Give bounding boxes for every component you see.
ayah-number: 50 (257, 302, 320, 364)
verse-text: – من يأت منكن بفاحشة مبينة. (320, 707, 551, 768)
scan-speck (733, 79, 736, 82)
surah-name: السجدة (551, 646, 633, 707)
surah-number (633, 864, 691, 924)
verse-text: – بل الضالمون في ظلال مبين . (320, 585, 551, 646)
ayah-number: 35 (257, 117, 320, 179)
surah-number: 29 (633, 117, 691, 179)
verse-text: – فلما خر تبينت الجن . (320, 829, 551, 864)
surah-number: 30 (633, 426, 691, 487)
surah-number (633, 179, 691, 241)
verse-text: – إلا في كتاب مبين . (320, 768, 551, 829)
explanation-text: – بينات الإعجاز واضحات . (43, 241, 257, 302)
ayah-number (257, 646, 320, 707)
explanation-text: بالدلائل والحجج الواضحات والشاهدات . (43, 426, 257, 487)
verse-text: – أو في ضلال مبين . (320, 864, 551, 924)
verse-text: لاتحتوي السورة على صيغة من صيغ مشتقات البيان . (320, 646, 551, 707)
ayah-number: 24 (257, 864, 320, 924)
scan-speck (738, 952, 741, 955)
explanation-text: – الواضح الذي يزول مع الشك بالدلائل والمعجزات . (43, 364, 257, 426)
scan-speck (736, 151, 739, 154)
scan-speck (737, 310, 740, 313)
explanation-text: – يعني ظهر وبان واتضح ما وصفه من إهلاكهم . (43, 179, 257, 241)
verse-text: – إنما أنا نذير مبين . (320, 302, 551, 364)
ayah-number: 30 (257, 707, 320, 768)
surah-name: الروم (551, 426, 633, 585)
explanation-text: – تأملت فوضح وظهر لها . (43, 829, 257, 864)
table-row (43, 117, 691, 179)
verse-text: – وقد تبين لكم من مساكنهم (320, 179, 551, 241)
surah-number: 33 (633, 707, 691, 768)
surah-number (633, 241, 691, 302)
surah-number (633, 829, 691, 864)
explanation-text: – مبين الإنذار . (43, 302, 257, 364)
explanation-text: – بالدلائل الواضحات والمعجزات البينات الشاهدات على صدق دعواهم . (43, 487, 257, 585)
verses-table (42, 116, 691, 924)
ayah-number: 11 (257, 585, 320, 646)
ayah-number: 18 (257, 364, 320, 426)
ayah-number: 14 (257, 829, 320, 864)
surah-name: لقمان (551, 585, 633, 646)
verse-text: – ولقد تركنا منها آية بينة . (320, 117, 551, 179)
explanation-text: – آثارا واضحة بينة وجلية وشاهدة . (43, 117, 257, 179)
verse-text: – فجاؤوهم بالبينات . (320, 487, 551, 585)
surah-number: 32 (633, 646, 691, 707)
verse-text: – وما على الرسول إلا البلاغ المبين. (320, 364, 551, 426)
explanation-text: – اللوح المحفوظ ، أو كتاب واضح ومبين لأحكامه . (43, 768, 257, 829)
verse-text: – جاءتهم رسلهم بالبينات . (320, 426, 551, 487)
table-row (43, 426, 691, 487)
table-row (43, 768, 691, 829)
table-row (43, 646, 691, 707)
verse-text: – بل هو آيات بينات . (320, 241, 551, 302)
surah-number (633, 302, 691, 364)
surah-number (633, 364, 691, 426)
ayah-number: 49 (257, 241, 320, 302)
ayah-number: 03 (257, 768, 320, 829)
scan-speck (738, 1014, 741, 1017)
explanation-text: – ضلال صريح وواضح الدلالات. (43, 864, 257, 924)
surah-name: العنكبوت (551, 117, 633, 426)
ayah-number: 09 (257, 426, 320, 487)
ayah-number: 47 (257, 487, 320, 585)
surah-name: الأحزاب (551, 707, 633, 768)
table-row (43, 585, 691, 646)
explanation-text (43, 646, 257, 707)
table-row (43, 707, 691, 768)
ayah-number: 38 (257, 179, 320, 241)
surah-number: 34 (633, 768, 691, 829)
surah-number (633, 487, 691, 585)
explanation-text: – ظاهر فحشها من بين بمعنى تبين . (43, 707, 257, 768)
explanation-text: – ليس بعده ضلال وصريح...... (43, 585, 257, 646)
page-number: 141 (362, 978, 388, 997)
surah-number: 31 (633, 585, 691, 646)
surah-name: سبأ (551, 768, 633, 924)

○ ○ ○ ○ ○

■ Task objective ■
Reproduce all the rows above verbatim, one per line and in their original order.

■ Complete output ■
Give bounding boxes for every component you see.
ayah-number: 50 (257, 302, 320, 364)
verse-text: – من يأت منكن بفاحشة مبينة. (320, 707, 551, 768)
scan-speck (733, 79, 736, 82)
surah-name: السجدة (551, 646, 633, 707)
surah-number (633, 864, 691, 924)
verse-text: – بل الضالمون في ظلال مبين . (320, 585, 551, 646)
ayah-number: 35 (257, 117, 320, 179)
surah-number: 29 (633, 117, 691, 179)
verse-text: – فلما خر تبينت الجن . (320, 829, 551, 864)
surah-number: 30 (633, 426, 691, 487)
surah-number (633, 179, 691, 241)
verse-text: – إلا في كتاب مبين . (320, 768, 551, 829)
explanation-text: – بينات الإعجاز واضحات . (43, 241, 257, 302)
ayah-number (257, 646, 320, 707)
explanation-text: بالدلائل والحجج الواضحات والشاهدات . (43, 426, 257, 487)
verse-text: – أو في ضلال مبين . (320, 864, 551, 924)
verse-text: لاتحتوي السورة على صيغة من صيغ مشتقات البيان . (320, 646, 551, 707)
ayah-number: 24 (257, 864, 320, 924)
scan-speck (738, 952, 741, 955)
explanation-text: – الواضح الذي يزول مع الشك بالدلائل والمعجزات . (43, 364, 257, 426)
scan-speck (736, 151, 739, 154)
scan-speck (737, 310, 740, 313)
explanation-text: – يعني ظهر وبان واتضح ما وصفه من إهلاكهم . (43, 179, 257, 241)
verse-text: – إنما أنا نذير مبين . (320, 302, 551, 364)
ayah-number: 30 (257, 707, 320, 768)
surah-name: الروم (551, 426, 633, 585)
explanation-text: – تأملت فوضح وظهر لها . (43, 829, 257, 864)
table-row (43, 117, 691, 179)
verse-text: – وقد تبين لكم من مساكنهم (320, 179, 551, 241)
surah-number: 33 (633, 707, 691, 768)
surah-number (633, 241, 691, 302)
surah-number (633, 829, 691, 864)
explanation-text: – مبين الإنذار . (43, 302, 257, 364)
explanation-text: – بالدلائل الواضحات والمعجزات البينات الشاهدات على صدق دعواهم . (43, 487, 257, 585)
verses-table (42, 116, 691, 924)
ayah-number: 11 (257, 585, 320, 646)
ayah-number: 18 (257, 364, 320, 426)
ayah-number: 14 (257, 829, 320, 864)
surah-name: لقمان (551, 585, 633, 646)
verse-text: – ولقد تركنا منها آية بينة . (320, 117, 551, 179)
explanation-text: – آثارا واضحة بينة وجلية وشاهدة . (43, 117, 257, 179)
verse-text: – فجاؤوهم بالبينات . (320, 487, 551, 585)
surah-number: 32 (633, 646, 691, 707)
verse-text: – وما على الرسول إلا البلاغ المبين. (320, 364, 551, 426)
explanation-text: – اللوح المحفوظ ، أو كتاب واضح ومبين لأحكامه . (43, 768, 257, 829)
verse-text: – جاءتهم رسلهم بالبينات . (320, 426, 551, 487)
table-row (43, 426, 691, 487)
table-row (43, 768, 691, 829)
table-row (43, 646, 691, 707)
verse-text: – بل هو آيات بينات . (320, 241, 551, 302)
surah-number (633, 302, 691, 364)
surah-number (633, 364, 691, 426)
ayah-number: 49 (257, 241, 320, 302)
ayah-number: 03 (257, 768, 320, 829)
scan-speck (738, 1014, 741, 1017)
explanation-text: – ضلال صريح وواضح الدلالات. (43, 864, 257, 924)
surah-name: العنكبوت (551, 117, 633, 426)
ayah-number: 09 (257, 426, 320, 487)
ayah-number: 47 (257, 487, 320, 585)
surah-name: الأحزاب (551, 707, 633, 768)
table-row (43, 585, 691, 646)
explanation-text (43, 646, 257, 707)
table-row (43, 707, 691, 768)
ayah-number: 38 (257, 179, 320, 241)
surah-number: 34 (633, 768, 691, 829)
surah-number (633, 487, 691, 585)
explanation-text: – ظاهر فحشها من بين بمعنى تبين . (43, 707, 257, 768)
explanation-text: – ليس بعده ضلال وصريح...... (43, 585, 257, 646)
page-number: 141 (362, 978, 388, 997)
surah-number: 31 (633, 585, 691, 646)
surah-name: سبأ (551, 768, 633, 924)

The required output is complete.